▶ _Written request_
Write the data out again exactly, dropping any images it holds.

Records from a collection of figures:
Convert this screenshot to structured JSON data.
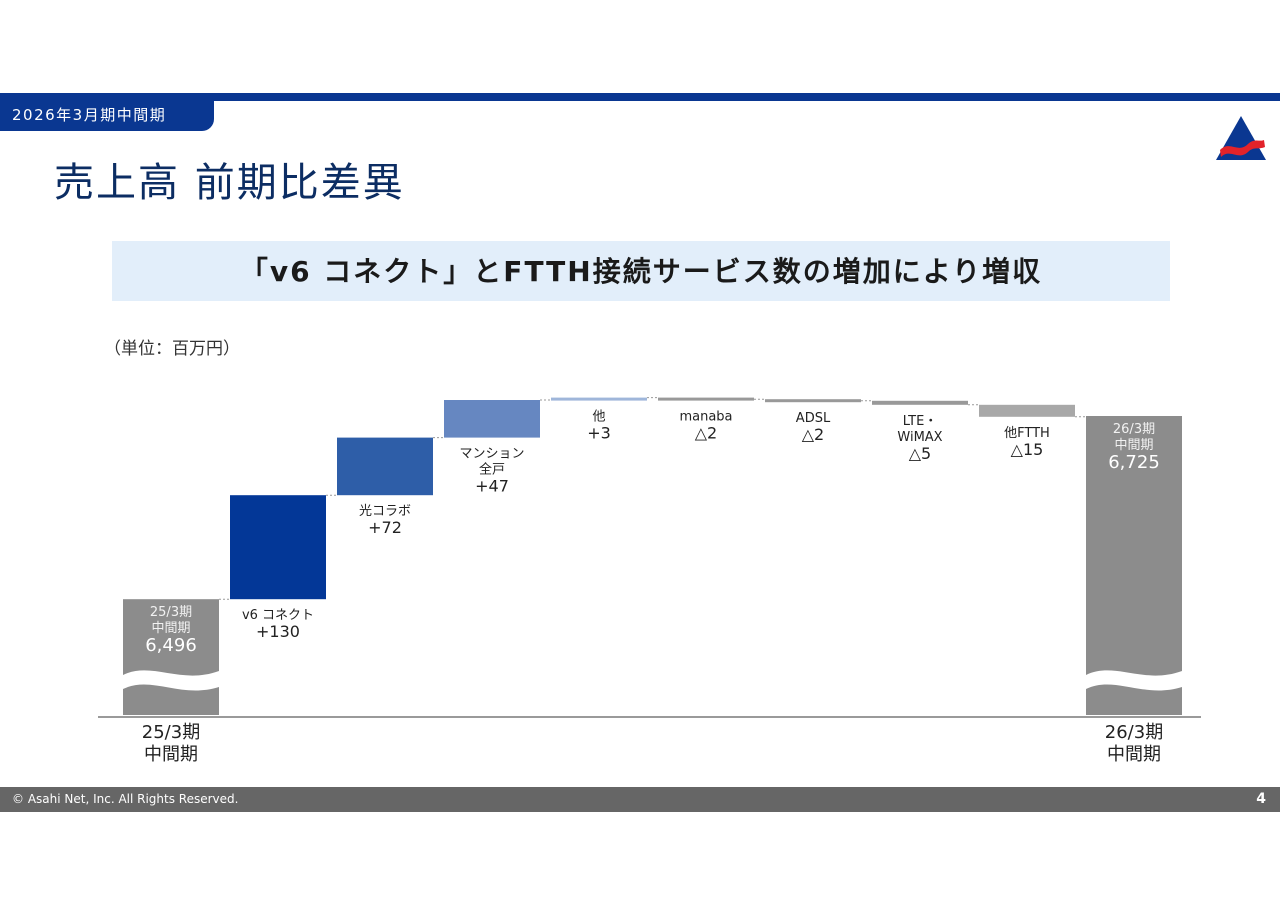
{
  "header": {
    "period_tab": "2026年3月期中間期",
    "title": "売上高 前期比差異",
    "banner": "「v6 コネクト」とFTTH接続サービス数の増加により増収"
  },
  "colors": {
    "navy": "#0a3791",
    "banner_bg": "#e2eefa",
    "total_gray": "#8c8c8c"
  },
  "chart_data": {
    "type": "bar",
    "subtype": "waterfall",
    "unit": "（単位：百万円）",
    "axis_break": true,
    "categories": [
      "25/3期 中間期",
      "v6 コネクト",
      "光コラボ",
      "マンション 全戸",
      "他",
      "manaba",
      "ADSL",
      "LTE・ WiMAX",
      "他FTTH",
      "26/3期 中間期"
    ],
    "steps": [
      {
        "kind": "total",
        "value": 6496,
        "lines": [
          "25/3期",
          "中間期"
        ],
        "value_label": "6,496",
        "color": "#8c8c8c"
      },
      {
        "kind": "delta",
        "value": 130,
        "lines": [
          "v6 コネクト"
        ],
        "value_label": "+130",
        "color": "#033797"
      },
      {
        "kind": "delta",
        "value": 72,
        "lines": [
          "光コラボ"
        ],
        "value_label": "+72",
        "color": "#2e5ea8"
      },
      {
        "kind": "delta",
        "value": 47,
        "lines": [
          "マンション",
          "全戸"
        ],
        "value_label": "+47",
        "color": "#6687c1"
      },
      {
        "kind": "delta",
        "value": 3,
        "lines": [
          "他"
        ],
        "value_label": "+3",
        "color": "#9fb6da"
      },
      {
        "kind": "delta",
        "value": -2,
        "lines": [
          "manaba"
        ],
        "value_label": "△2",
        "color": "#999999"
      },
      {
        "kind": "delta",
        "value": -2,
        "lines": [
          "ADSL"
        ],
        "value_label": "△2",
        "color": "#999999"
      },
      {
        "kind": "delta",
        "value": -5,
        "lines": [
          "LTE・",
          "WiMAX"
        ],
        "value_label": "△5",
        "color": "#999999"
      },
      {
        "kind": "delta",
        "value": -15,
        "lines": [
          "他FTTH"
        ],
        "value_label": "△15",
        "color": "#a8a8a8"
      },
      {
        "kind": "total",
        "value": 6725,
        "lines": [
          "26/3期",
          "中間期"
        ],
        "value_label": "6,725",
        "color": "#8c8c8c"
      }
    ],
    "x_labels": [
      {
        "index": 0,
        "lines": [
          "25/3期",
          "中間期"
        ]
      },
      {
        "index": 9,
        "lines": [
          "26/3期",
          "中間期"
        ]
      }
    ]
  },
  "footer": {
    "copyright": "© Asahi Net, Inc. All Rights Reserved.",
    "page": "4"
  }
}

▶ _Reply to the exercise_
Convert this screenshot to structured JSON data.
{
  "header": {
    "period_tab": "2026年3月期中間期",
    "title": "売上高 前期比差異",
    "banner": "「v6 コネクト」とFTTH接続サービス数の増加により増収"
  },
  "colors": {
    "navy": "#0a3791",
    "banner_bg": "#e2eefa",
    "total_gray": "#8c8c8c"
  },
  "chart_data": {
    "type": "bar",
    "subtype": "waterfall",
    "unit": "（単位：百万円）",
    "axis_break": true,
    "categories": [
      "25/3期 中間期",
      "v6 コネクト",
      "光コラボ",
      "マンション 全戸",
      "他",
      "manaba",
      "ADSL",
      "LTE・ WiMAX",
      "他FTTH",
      "26/3期 中間期"
    ],
    "steps": [
      {
        "kind": "total",
        "value": 6496,
        "lines": [
          "25/3期",
          "中間期"
        ],
        "value_label": "6,496",
        "color": "#8c8c8c"
      },
      {
        "kind": "delta",
        "value": 130,
        "lines": [
          "v6 コネクト"
        ],
        "value_label": "+130",
        "color": "#033797"
      },
      {
        "kind": "delta",
        "value": 72,
        "lines": [
          "光コラボ"
        ],
        "value_label": "+72",
        "color": "#2e5ea8"
      },
      {
        "kind": "delta",
        "value": 47,
        "lines": [
          "マンション",
          "全戸"
        ],
        "value_label": "+47",
        "color": "#6687c1"
      },
      {
        "kind": "delta",
        "value": 3,
        "lines": [
          "他"
        ],
        "value_label": "+3",
        "color": "#9fb6da"
      },
      {
        "kind": "delta",
        "value": -2,
        "lines": [
          "manaba"
        ],
        "value_label": "△2",
        "color": "#999999"
      },
      {
        "kind": "delta",
        "value": -2,
        "lines": [
          "ADSL"
        ],
        "value_label": "△2",
        "color": "#999999"
      },
      {
        "kind": "delta",
        "value": -5,
        "lines": [
          "LTE・",
          "WiMAX"
        ],
        "value_label": "△5",
        "color": "#999999"
      },
      {
        "kind": "delta",
        "value": -15,
        "lines": [
          "他FTTH"
        ],
        "value_label": "△15",
        "color": "#a8a8a8"
      },
      {
        "kind": "total",
        "value": 6725,
        "lines": [
          "26/3期",
          "中間期"
        ],
        "value_label": "6,725",
        "color": "#8c8c8c"
      }
    ],
    "x_labels": [
      {
        "index": 0,
        "lines": [
          "25/3期",
          "中間期"
        ]
      },
      {
        "index": 9,
        "lines": [
          "26/3期",
          "中間期"
        ]
      }
    ]
  },
  "footer": {
    "copyright": "© Asahi Net, Inc. All Rights Reserved.",
    "page": "4"
  }
}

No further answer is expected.